#### DIRECTIVE:
Write every record out again exactly, and keep images out of it.

(Stored items)
__________________________________________________
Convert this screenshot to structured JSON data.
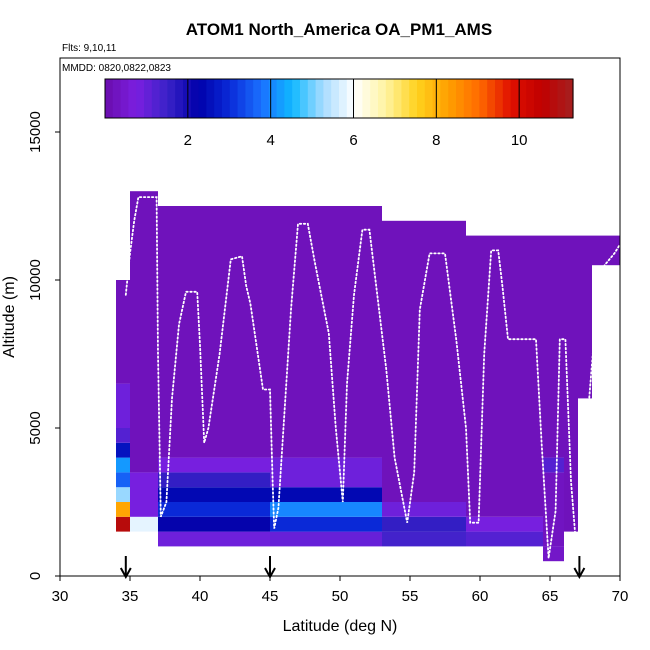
{
  "chart_data": {
    "type": "heatmap",
    "title": "ATOM1 North_America OA_PM1_AMS",
    "flights_label": "Flts: 9,10,11",
    "dates_label": "MMDD: 0820,0822,0823",
    "xlabel": "Latitude (deg N)",
    "ylabel": "Altitude (m)",
    "xlim": [
      30,
      70
    ],
    "ylim": [
      0,
      17500
    ],
    "x_ticks": [
      30,
      35,
      40,
      45,
      50,
      55,
      60,
      65,
      70
    ],
    "y_ticks": [
      0,
      5000,
      10000,
      15000
    ],
    "colorbar": {
      "range": [
        0,
        11.3
      ],
      "ticks": [
        2,
        4,
        6,
        8,
        10
      ],
      "colors": [
        "#6a0dad",
        "#7b1fe0",
        "#3a22c8",
        "#0000aa",
        "#0a2ad8",
        "#1a70ff",
        "#10b8ff",
        "#a8dcff",
        "#ffffff",
        "#fff3a0",
        "#ffd21e",
        "#ffa000",
        "#ff6a00",
        "#e01000",
        "#c00000",
        "#a52020"
      ]
    },
    "arrows_latitude": [
      34.7,
      45,
      67.1
    ],
    "columns": [
      {
        "lat": [
          34,
          35
        ],
        "alt": [
          1500,
          10000
        ],
        "cells": [
          [
            1500,
            2000,
            10.8
          ],
          [
            2000,
            2500,
            8.2
          ],
          [
            2500,
            3000,
            5.2
          ],
          [
            3000,
            3500,
            3.6
          ],
          [
            3500,
            4000,
            4.2
          ],
          [
            4000,
            4500,
            2.6
          ],
          [
            4500,
            5000,
            1.2
          ],
          [
            5000,
            6500,
            0.9
          ],
          [
            6500,
            10000,
            0.2
          ]
        ]
      },
      {
        "lat": [
          35,
          37
        ],
        "alt": [
          1500,
          13000
        ],
        "cells": [
          [
            1500,
            2000,
            5.8
          ],
          [
            2000,
            3500,
            0.8
          ],
          [
            3500,
            13000,
            0.2
          ]
        ]
      },
      {
        "lat": [
          37,
          45
        ],
        "alt": [
          1000,
          12500
        ],
        "cells": [
          [
            1000,
            1500,
            0.9
          ],
          [
            1500,
            2000,
            2.2
          ],
          [
            2000,
            2500,
            3.0
          ],
          [
            2500,
            3000,
            2.4
          ],
          [
            3000,
            3500,
            1.6
          ],
          [
            3500,
            4000,
            0.8
          ],
          [
            4000,
            12500,
            0.2
          ]
        ]
      },
      {
        "lat": [
          45,
          53
        ],
        "alt": [
          1000,
          12500
        ],
        "cells": [
          [
            1000,
            1500,
            1.0
          ],
          [
            1500,
            2000,
            3.0
          ],
          [
            2000,
            2500,
            4.0
          ],
          [
            2500,
            3000,
            2.4
          ],
          [
            3000,
            4000,
            0.9
          ],
          [
            4000,
            12500,
            0.2
          ]
        ]
      },
      {
        "lat": [
          53,
          59
        ],
        "alt": [
          1000,
          12000
        ],
        "cells": [
          [
            1000,
            1500,
            1.4
          ],
          [
            1500,
            2000,
            1.6
          ],
          [
            2000,
            2500,
            0.9
          ],
          [
            2500,
            12000,
            0.2
          ]
        ]
      },
      {
        "lat": [
          59,
          64.5
        ],
        "alt": [
          1000,
          11500
        ],
        "cells": [
          [
            1000,
            1500,
            1.2
          ],
          [
            1500,
            2000,
            0.8
          ],
          [
            2000,
            11500,
            0.2
          ]
        ]
      },
      {
        "lat": [
          64.5,
          66
        ],
        "alt": [
          500,
          11500
        ],
        "cells": [
          [
            500,
            1000,
            0.4
          ],
          [
            1000,
            3500,
            0.3
          ],
          [
            3500,
            4000,
            1.2
          ],
          [
            4000,
            11500,
            0.2
          ]
        ]
      },
      {
        "lat": [
          66,
          67
        ],
        "alt": [
          1500,
          11500
        ],
        "cells": [
          [
            1500,
            11500,
            0.2
          ]
        ]
      },
      {
        "lat": [
          67,
          68
        ],
        "alt": [
          6000,
          11500
        ],
        "cells": [
          [
            6000,
            11500,
            0.2
          ]
        ]
      },
      {
        "lat": [
          68,
          70
        ],
        "alt": [
          10500,
          11500
        ],
        "cells": [
          [
            10500,
            11500,
            0.2
          ]
        ]
      }
    ],
    "flight_track": [
      [
        34.7,
        9500
      ],
      [
        35.0,
        10900
      ],
      [
        35.3,
        12000
      ],
      [
        35.6,
        12800
      ],
      [
        36.9,
        12800
      ],
      [
        37.0,
        7500
      ],
      [
        37.2,
        2000
      ],
      [
        37.6,
        2500
      ],
      [
        38.0,
        6000
      ],
      [
        38.5,
        8500
      ],
      [
        39.0,
        9600
      ],
      [
        39.8,
        9600
      ],
      [
        40.0,
        7800
      ],
      [
        40.3,
        4500
      ],
      [
        40.6,
        5000
      ],
      [
        41.4,
        7500
      ],
      [
        42.2,
        10700
      ],
      [
        43.0,
        10800
      ],
      [
        43.3,
        9800
      ],
      [
        43.6,
        9200
      ],
      [
        44.5,
        6300
      ],
      [
        45.0,
        6300
      ],
      [
        45.2,
        3000
      ],
      [
        45.3,
        1600
      ],
      [
        45.6,
        2300
      ],
      [
        46.5,
        9000
      ],
      [
        47.0,
        11900
      ],
      [
        47.7,
        11900
      ],
      [
        48.2,
        10600
      ],
      [
        49.2,
        8200
      ],
      [
        49.7,
        5000
      ],
      [
        50.2,
        2500
      ],
      [
        50.5,
        6500
      ],
      [
        51.0,
        9500
      ],
      [
        51.6,
        11700
      ],
      [
        52.1,
        11700
      ],
      [
        53.3,
        7000
      ],
      [
        53.9,
        4000
      ],
      [
        54.8,
        1800
      ],
      [
        55.3,
        3500
      ],
      [
        55.7,
        9000
      ],
      [
        56.4,
        10900
      ],
      [
        57.5,
        10900
      ],
      [
        58.3,
        8000
      ],
      [
        59.0,
        5000
      ],
      [
        59.3,
        1800
      ],
      [
        59.9,
        1800
      ],
      [
        60.3,
        7500
      ],
      [
        60.8,
        11000
      ],
      [
        61.3,
        11000
      ],
      [
        61.6,
        9800
      ],
      [
        62.0,
        8000
      ],
      [
        64.0,
        8000
      ],
      [
        64.4,
        4500
      ],
      [
        64.9,
        600
      ],
      [
        65.4,
        2200
      ],
      [
        65.7,
        8000
      ],
      [
        66.1,
        8000
      ],
      [
        66.5,
        3200
      ],
      [
        66.9,
        800
      ],
      [
        67.4,
        3000
      ],
      [
        67.8,
        6000
      ],
      [
        68.4,
        9500
      ],
      [
        68.9,
        10500
      ],
      [
        69.6,
        10900
      ],
      [
        70.0,
        11200
      ]
    ]
  }
}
__________________________________________________
#### RESULT:
Convert this screenshot to structured JSON data.
{
  "chart_data": {
    "type": "heatmap",
    "title": "ATOM1 North_America OA_PM1_AMS",
    "flights_label": "Flts: 9,10,11",
    "dates_label": "MMDD: 0820,0822,0823",
    "xlabel": "Latitude (deg N)",
    "ylabel": "Altitude (m)",
    "xlim": [
      30,
      70
    ],
    "ylim": [
      0,
      17500
    ],
    "x_ticks": [
      30,
      35,
      40,
      45,
      50,
      55,
      60,
      65,
      70
    ],
    "y_ticks": [
      0,
      5000,
      10000,
      15000
    ],
    "colorbar": {
      "range": [
        0,
        11.3
      ],
      "ticks": [
        2,
        4,
        6,
        8,
        10
      ],
      "colors": [
        "#6a0dad",
        "#7b1fe0",
        "#3a22c8",
        "#0000aa",
        "#0a2ad8",
        "#1a70ff",
        "#10b8ff",
        "#a8dcff",
        "#ffffff",
        "#fff3a0",
        "#ffd21e",
        "#ffa000",
        "#ff6a00",
        "#e01000",
        "#c00000",
        "#a52020"
      ]
    },
    "arrows_latitude": [
      34.7,
      45,
      67.1
    ],
    "columns": [
      {
        "lat": [
          34,
          35
        ],
        "alt": [
          1500,
          10000
        ],
        "cells": [
          [
            1500,
            2000,
            10.8
          ],
          [
            2000,
            2500,
            8.2
          ],
          [
            2500,
            3000,
            5.2
          ],
          [
            3000,
            3500,
            3.6
          ],
          [
            3500,
            4000,
            4.2
          ],
          [
            4000,
            4500,
            2.6
          ],
          [
            4500,
            5000,
            1.2
          ],
          [
            5000,
            6500,
            0.9
          ],
          [
            6500,
            10000,
            0.2
          ]
        ]
      },
      {
        "lat": [
          35,
          37
        ],
        "alt": [
          1500,
          13000
        ],
        "cells": [
          [
            1500,
            2000,
            5.8
          ],
          [
            2000,
            3500,
            0.8
          ],
          [
            3500,
            13000,
            0.2
          ]
        ]
      },
      {
        "lat": [
          37,
          45
        ],
        "alt": [
          1000,
          12500
        ],
        "cells": [
          [
            1000,
            1500,
            0.9
          ],
          [
            1500,
            2000,
            2.2
          ],
          [
            2000,
            2500,
            3.0
          ],
          [
            2500,
            3000,
            2.4
          ],
          [
            3000,
            3500,
            1.6
          ],
          [
            3500,
            4000,
            0.8
          ],
          [
            4000,
            12500,
            0.2
          ]
        ]
      },
      {
        "lat": [
          45,
          53
        ],
        "alt": [
          1000,
          12500
        ],
        "cells": [
          [
            1000,
            1500,
            1.0
          ],
          [
            1500,
            2000,
            3.0
          ],
          [
            2000,
            2500,
            4.0
          ],
          [
            2500,
            3000,
            2.4
          ],
          [
            3000,
            4000,
            0.9
          ],
          [
            4000,
            12500,
            0.2
          ]
        ]
      },
      {
        "lat": [
          53,
          59
        ],
        "alt": [
          1000,
          12000
        ],
        "cells": [
          [
            1000,
            1500,
            1.4
          ],
          [
            1500,
            2000,
            1.6
          ],
          [
            2000,
            2500,
            0.9
          ],
          [
            2500,
            12000,
            0.2
          ]
        ]
      },
      {
        "lat": [
          59,
          64.5
        ],
        "alt": [
          1000,
          11500
        ],
        "cells": [
          [
            1000,
            1500,
            1.2
          ],
          [
            1500,
            2000,
            0.8
          ],
          [
            2000,
            11500,
            0.2
          ]
        ]
      },
      {
        "lat": [
          64.5,
          66
        ],
        "alt": [
          500,
          11500
        ],
        "cells": [
          [
            500,
            1000,
            0.4
          ],
          [
            1000,
            3500,
            0.3
          ],
          [
            3500,
            4000,
            1.2
          ],
          [
            4000,
            11500,
            0.2
          ]
        ]
      },
      {
        "lat": [
          66,
          67
        ],
        "alt": [
          1500,
          11500
        ],
        "cells": [
          [
            1500,
            11500,
            0.2
          ]
        ]
      },
      {
        "lat": [
          67,
          68
        ],
        "alt": [
          6000,
          11500
        ],
        "cells": [
          [
            6000,
            11500,
            0.2
          ]
        ]
      },
      {
        "lat": [
          68,
          70
        ],
        "alt": [
          10500,
          11500
        ],
        "cells": [
          [
            10500,
            11500,
            0.2
          ]
        ]
      }
    ],
    "flight_track": [
      [
        34.7,
        9500
      ],
      [
        35.0,
        10900
      ],
      [
        35.3,
        12000
      ],
      [
        35.6,
        12800
      ],
      [
        36.9,
        12800
      ],
      [
        37.0,
        7500
      ],
      [
        37.2,
        2000
      ],
      [
        37.6,
        2500
      ],
      [
        38.0,
        6000
      ],
      [
        38.5,
        8500
      ],
      [
        39.0,
        9600
      ],
      [
        39.8,
        9600
      ],
      [
        40.0,
        7800
      ],
      [
        40.3,
        4500
      ],
      [
        40.6,
        5000
      ],
      [
        41.4,
        7500
      ],
      [
        42.2,
        10700
      ],
      [
        43.0,
        10800
      ],
      [
        43.3,
        9800
      ],
      [
        43.6,
        9200
      ],
      [
        44.5,
        6300
      ],
      [
        45.0,
        6300
      ],
      [
        45.2,
        3000
      ],
      [
        45.3,
        1600
      ],
      [
        45.6,
        2300
      ],
      [
        46.5,
        9000
      ],
      [
        47.0,
        11900
      ],
      [
        47.7,
        11900
      ],
      [
        48.2,
        10600
      ],
      [
        49.2,
        8200
      ],
      [
        49.7,
        5000
      ],
      [
        50.2,
        2500
      ],
      [
        50.5,
        6500
      ],
      [
        51.0,
        9500
      ],
      [
        51.6,
        11700
      ],
      [
        52.1,
        11700
      ],
      [
        53.3,
        7000
      ],
      [
        53.9,
        4000
      ],
      [
        54.8,
        1800
      ],
      [
        55.3,
        3500
      ],
      [
        55.7,
        9000
      ],
      [
        56.4,
        10900
      ],
      [
        57.5,
        10900
      ],
      [
        58.3,
        8000
      ],
      [
        59.0,
        5000
      ],
      [
        59.3,
        1800
      ],
      [
        59.9,
        1800
      ],
      [
        60.3,
        7500
      ],
      [
        60.8,
        11000
      ],
      [
        61.3,
        11000
      ],
      [
        61.6,
        9800
      ],
      [
        62.0,
        8000
      ],
      [
        64.0,
        8000
      ],
      [
        64.4,
        4500
      ],
      [
        64.9,
        600
      ],
      [
        65.4,
        2200
      ],
      [
        65.7,
        8000
      ],
      [
        66.1,
        8000
      ],
      [
        66.5,
        3200
      ],
      [
        66.9,
        800
      ],
      [
        67.4,
        3000
      ],
      [
        67.8,
        6000
      ],
      [
        68.4,
        9500
      ],
      [
        68.9,
        10500
      ],
      [
        69.6,
        10900
      ],
      [
        70.0,
        11200
      ]
    ]
  }
}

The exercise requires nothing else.